**SHORT EXERCISE:** Reproduce the following material exactly, including every line.

**RECORDS PROVIDED:**
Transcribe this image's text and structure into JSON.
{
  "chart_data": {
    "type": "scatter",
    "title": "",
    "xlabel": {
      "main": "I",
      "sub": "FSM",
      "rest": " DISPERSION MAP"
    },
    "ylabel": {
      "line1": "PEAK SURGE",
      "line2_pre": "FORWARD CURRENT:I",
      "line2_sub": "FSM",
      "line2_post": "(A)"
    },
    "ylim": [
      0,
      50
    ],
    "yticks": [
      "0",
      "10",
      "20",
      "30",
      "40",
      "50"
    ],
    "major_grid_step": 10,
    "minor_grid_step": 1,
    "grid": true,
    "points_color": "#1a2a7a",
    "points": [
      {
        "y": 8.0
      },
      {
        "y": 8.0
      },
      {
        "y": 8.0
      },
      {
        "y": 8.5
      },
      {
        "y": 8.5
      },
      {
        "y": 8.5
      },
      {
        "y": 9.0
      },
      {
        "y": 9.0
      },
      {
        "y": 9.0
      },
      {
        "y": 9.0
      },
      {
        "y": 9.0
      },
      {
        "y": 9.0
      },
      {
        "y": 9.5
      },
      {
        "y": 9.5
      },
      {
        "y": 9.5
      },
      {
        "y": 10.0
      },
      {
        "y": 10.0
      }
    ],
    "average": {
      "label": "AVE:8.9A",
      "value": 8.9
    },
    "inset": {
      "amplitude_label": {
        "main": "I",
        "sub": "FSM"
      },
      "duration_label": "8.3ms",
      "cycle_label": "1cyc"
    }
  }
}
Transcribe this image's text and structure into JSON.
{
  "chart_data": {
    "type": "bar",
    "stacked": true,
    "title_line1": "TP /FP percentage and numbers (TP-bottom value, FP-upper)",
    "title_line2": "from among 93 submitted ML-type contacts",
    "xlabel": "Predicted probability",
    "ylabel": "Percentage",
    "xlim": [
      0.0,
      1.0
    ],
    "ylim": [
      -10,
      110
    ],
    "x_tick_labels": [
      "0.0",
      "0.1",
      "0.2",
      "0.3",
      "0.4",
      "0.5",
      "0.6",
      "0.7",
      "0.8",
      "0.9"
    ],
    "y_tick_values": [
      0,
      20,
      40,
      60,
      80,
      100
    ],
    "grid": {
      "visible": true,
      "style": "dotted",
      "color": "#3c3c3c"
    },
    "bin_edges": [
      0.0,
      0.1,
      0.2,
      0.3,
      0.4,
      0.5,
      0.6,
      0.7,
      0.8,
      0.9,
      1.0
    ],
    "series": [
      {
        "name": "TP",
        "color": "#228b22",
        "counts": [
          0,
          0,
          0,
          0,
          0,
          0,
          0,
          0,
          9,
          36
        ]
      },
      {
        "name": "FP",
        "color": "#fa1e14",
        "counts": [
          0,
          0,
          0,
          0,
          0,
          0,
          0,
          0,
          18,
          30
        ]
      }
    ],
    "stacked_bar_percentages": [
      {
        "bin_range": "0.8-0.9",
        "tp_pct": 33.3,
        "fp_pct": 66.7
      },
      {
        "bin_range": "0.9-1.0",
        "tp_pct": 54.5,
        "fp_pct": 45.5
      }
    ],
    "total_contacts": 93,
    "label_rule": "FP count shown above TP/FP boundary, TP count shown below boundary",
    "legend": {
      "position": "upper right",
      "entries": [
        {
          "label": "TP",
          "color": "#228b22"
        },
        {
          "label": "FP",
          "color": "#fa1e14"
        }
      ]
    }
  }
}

**COMPLETE RESPONSE:**
Transcribe this image's text and structure into JSON.
{
  "chart_data": {
    "type": "scatter",
    "title": "",
    "xlabel": {
      "main": "I",
      "sub": "FSM",
      "rest": " DISPERSION MAP"
    },
    "ylabel": {
      "line1": "PEAK SURGE",
      "line2_pre": "FORWARD CURRENT:I",
      "line2_sub": "FSM",
      "line2_post": "(A)"
    },
    "ylim": [
      0,
      50
    ],
    "yticks": [
      "0",
      "10",
      "20",
      "30",
      "40",
      "50"
    ],
    "major_grid_step": 10,
    "minor_grid_step": 1,
    "grid": true,
    "points_color": "#1a2a7a",
    "points": [
      {
        "y": 8.0
      },
      {
        "y": 8.0
      },
      {
        "y": 8.0
      },
      {
        "y": 8.5
      },
      {
        "y": 8.5
      },
      {
        "y": 8.5
      },
      {
        "y": 9.0
      },
      {
        "y": 9.0
      },
      {
        "y": 9.0
      },
      {
        "y": 9.0
      },
      {
        "y": 9.0
      },
      {
        "y": 9.0
      },
      {
        "y": 9.5
      },
      {
        "y": 9.5
      },
      {
        "y": 9.5
      },
      {
        "y": 10.0
      },
      {
        "y": 10.0
      }
    ],
    "average": {
      "label": "AVE:8.9A",
      "value": 8.9
    },
    "inset": {
      "amplitude_label": {
        "main": "I",
        "sub": "FSM"
      },
      "duration_label": "8.3ms",
      "cycle_label": "1cyc"
    }
  }
}
Transcribe this image's text and structure into JSON.
{
  "chart_data": {
    "type": "bar",
    "stacked": true,
    "title_line1": "TP /FP percentage and numbers (TP-bottom value, FP-upper)",
    "title_line2": "from among 93 submitted ML-type contacts",
    "xlabel": "Predicted probability",
    "ylabel": "Percentage",
    "xlim": [
      0.0,
      1.0
    ],
    "ylim": [
      -10,
      110
    ],
    "x_tick_labels": [
      "0.0",
      "0.1",
      "0.2",
      "0.3",
      "0.4",
      "0.5",
      "0.6",
      "0.7",
      "0.8",
      "0.9"
    ],
    "y_tick_values": [
      0,
      20,
      40,
      60,
      80,
      100
    ],
    "grid": {
      "visible": true,
      "style": "dotted",
      "color": "#3c3c3c"
    },
    "bin_edges": [
      0.0,
      0.1,
      0.2,
      0.3,
      0.4,
      0.5,
      0.6,
      0.7,
      0.8,
      0.9,
      1.0
    ],
    "series": [
      {
        "name": "TP",
        "color": "#228b22",
        "counts": [
          0,
          0,
          0,
          0,
          0,
          0,
          0,
          0,
          9,
          36
        ]
      },
      {
        "name": "FP",
        "color": "#fa1e14",
        "counts": [
          0,
          0,
          0,
          0,
          0,
          0,
          0,
          0,
          18,
          30
        ]
      }
    ],
    "stacked_bar_percentages": [
      {
        "bin_range": "0.8-0.9",
        "tp_pct": 33.3,
        "fp_pct": 66.7
      },
      {
        "bin_range": "0.9-1.0",
        "tp_pct": 54.5,
        "fp_pct": 45.5
      }
    ],
    "total_contacts": 93,
    "label_rule": "FP count shown above TP/FP boundary, TP count shown below boundary",
    "legend": {
      "position": "upper right",
      "entries": [
        {
          "label": "TP",
          "color": "#228b22"
        },
        {
          "label": "FP",
          "color": "#fa1e14"
        }
      ]
    }
  }
}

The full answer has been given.